### Material to process
********

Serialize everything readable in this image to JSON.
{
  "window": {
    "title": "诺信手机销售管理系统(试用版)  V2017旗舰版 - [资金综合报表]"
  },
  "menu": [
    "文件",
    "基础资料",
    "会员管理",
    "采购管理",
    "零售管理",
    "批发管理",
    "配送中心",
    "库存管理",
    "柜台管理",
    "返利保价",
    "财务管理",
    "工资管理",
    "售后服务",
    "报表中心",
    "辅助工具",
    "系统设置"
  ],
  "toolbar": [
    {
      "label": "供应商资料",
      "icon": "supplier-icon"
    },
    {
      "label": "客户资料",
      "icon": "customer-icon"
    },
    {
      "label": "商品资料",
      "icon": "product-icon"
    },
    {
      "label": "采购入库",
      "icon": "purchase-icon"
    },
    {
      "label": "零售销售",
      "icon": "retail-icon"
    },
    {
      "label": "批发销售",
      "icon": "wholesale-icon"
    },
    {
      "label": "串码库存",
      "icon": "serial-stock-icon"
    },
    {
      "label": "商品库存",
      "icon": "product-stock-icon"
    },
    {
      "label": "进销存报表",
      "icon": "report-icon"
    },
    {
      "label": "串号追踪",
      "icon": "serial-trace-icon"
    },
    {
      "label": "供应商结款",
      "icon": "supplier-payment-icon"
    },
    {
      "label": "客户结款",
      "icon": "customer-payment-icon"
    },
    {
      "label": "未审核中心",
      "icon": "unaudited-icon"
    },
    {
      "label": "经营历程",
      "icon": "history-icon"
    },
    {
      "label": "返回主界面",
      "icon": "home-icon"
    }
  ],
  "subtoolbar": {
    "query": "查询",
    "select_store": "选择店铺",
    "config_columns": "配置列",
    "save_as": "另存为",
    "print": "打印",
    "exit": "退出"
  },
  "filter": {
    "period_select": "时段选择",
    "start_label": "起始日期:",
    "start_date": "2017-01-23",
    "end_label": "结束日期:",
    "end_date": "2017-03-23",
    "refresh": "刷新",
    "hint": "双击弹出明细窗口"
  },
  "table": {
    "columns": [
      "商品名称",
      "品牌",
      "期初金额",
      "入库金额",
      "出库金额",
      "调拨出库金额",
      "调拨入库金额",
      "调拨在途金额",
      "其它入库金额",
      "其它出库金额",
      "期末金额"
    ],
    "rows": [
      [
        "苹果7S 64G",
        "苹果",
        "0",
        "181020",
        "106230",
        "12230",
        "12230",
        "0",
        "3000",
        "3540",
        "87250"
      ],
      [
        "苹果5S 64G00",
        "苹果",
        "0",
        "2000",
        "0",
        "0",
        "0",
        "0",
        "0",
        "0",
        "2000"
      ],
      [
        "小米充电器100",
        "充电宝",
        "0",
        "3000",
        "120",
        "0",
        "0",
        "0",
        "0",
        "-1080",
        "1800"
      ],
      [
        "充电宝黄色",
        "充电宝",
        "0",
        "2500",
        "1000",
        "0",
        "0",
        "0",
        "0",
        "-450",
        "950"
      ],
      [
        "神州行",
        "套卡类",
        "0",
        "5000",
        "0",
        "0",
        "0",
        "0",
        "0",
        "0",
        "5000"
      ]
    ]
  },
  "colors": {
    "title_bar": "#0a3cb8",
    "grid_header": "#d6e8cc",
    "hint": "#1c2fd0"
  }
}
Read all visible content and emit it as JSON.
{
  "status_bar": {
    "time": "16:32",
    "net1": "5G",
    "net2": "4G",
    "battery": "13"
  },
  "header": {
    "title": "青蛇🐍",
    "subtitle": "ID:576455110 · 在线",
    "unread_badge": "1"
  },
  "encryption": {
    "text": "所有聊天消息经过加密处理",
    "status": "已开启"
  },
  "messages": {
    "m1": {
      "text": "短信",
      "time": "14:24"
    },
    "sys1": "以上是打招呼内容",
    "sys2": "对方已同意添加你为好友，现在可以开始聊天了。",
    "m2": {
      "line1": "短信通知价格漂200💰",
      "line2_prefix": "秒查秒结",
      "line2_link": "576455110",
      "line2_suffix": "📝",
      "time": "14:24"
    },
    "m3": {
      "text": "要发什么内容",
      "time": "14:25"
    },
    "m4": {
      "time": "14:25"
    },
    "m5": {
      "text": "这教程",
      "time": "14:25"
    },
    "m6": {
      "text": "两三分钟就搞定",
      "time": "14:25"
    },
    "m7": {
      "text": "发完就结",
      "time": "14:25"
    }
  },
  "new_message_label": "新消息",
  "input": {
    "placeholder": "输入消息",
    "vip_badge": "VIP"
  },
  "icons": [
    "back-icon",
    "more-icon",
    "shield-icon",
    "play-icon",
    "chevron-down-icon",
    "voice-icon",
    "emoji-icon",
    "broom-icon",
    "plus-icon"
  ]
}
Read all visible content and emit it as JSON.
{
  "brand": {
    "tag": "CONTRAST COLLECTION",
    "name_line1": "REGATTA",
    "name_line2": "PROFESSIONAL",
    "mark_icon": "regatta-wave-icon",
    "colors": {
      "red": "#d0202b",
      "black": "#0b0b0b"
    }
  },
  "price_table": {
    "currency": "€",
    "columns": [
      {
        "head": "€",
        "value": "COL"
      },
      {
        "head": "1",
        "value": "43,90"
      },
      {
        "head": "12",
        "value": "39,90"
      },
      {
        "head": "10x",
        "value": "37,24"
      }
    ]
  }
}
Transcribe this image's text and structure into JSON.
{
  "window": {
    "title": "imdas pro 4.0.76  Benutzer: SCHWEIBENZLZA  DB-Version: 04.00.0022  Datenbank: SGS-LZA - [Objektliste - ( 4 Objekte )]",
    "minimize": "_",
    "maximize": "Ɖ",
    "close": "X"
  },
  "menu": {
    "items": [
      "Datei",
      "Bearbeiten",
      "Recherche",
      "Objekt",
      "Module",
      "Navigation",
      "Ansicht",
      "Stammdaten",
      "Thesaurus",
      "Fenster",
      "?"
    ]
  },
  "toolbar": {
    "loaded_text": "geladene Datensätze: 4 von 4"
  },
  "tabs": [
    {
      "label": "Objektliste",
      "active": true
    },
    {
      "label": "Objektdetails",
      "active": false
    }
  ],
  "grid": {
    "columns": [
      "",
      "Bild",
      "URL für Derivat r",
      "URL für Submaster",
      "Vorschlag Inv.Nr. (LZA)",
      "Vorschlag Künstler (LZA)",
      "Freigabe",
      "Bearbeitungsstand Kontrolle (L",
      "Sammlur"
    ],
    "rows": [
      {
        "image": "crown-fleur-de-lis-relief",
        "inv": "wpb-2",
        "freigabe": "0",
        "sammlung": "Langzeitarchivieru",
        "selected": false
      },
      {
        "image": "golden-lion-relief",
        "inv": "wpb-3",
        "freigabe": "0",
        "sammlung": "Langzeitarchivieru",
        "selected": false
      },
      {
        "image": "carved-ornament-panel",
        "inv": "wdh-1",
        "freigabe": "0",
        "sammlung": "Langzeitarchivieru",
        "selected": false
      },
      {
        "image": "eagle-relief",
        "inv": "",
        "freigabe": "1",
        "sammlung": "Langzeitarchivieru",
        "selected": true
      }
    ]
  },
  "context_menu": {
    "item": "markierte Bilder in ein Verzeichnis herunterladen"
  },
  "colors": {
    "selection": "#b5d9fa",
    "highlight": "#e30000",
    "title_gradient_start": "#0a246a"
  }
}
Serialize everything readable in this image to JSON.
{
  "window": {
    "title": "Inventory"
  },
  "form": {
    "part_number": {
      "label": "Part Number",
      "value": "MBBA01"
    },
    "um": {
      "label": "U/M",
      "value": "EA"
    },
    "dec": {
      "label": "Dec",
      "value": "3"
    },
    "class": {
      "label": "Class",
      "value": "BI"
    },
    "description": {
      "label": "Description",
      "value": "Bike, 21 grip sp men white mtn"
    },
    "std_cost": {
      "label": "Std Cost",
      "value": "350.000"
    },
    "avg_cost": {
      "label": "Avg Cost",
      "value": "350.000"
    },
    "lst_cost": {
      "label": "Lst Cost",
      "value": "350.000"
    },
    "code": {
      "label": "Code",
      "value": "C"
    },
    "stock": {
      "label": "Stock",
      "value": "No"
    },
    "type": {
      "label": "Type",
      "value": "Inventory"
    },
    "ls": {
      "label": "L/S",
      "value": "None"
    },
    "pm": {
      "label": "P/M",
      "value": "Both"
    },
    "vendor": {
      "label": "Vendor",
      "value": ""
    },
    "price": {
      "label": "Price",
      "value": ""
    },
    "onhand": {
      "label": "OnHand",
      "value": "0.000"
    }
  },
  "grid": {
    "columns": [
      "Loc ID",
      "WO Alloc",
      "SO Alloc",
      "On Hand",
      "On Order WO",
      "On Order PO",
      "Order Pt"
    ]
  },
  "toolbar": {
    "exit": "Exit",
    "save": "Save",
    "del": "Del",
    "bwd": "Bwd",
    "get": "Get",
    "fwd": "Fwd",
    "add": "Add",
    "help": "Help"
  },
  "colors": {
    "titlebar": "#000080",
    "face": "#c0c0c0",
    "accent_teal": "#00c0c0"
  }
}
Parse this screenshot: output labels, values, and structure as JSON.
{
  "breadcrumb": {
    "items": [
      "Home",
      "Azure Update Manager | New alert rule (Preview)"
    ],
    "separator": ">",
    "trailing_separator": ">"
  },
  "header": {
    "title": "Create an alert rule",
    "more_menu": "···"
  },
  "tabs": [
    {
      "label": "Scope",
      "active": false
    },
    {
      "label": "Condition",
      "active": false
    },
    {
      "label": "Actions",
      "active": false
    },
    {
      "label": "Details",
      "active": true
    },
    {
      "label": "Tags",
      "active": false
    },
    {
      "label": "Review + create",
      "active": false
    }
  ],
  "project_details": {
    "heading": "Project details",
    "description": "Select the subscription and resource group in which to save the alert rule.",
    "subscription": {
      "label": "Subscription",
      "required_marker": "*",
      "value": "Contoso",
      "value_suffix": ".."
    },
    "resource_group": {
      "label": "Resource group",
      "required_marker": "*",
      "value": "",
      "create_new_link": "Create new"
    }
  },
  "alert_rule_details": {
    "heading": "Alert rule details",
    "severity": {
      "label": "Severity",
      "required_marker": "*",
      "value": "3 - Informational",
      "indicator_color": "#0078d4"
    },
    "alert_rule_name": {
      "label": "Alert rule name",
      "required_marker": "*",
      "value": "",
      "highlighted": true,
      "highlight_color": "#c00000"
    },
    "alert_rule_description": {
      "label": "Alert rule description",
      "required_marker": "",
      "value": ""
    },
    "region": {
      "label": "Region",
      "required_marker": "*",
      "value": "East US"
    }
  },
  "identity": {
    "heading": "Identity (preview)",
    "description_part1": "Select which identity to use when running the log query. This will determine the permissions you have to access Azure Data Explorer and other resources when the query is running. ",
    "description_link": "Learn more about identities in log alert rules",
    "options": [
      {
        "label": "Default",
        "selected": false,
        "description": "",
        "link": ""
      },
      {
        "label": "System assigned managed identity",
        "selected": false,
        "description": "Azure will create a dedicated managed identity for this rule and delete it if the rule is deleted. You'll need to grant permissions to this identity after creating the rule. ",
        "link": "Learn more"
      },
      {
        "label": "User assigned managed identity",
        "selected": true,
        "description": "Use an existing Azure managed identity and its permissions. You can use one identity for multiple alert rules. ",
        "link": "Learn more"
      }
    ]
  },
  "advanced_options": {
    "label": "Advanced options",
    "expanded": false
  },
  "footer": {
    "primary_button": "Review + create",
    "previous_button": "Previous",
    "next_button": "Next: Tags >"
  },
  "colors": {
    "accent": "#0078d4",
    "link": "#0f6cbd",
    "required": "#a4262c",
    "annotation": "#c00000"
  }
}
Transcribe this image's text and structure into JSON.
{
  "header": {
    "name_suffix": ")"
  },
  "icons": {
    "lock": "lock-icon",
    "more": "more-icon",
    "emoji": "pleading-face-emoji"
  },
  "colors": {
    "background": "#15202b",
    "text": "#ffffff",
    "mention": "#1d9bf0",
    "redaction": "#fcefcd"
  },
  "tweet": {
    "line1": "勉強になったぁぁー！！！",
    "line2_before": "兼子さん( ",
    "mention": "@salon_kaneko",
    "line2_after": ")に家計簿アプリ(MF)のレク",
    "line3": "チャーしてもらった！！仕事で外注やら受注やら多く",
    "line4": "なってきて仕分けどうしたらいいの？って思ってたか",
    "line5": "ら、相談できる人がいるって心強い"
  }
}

********

### Exercise
Only the number is required: the count of lines containing the word "emoji".

### Answer to the problem
2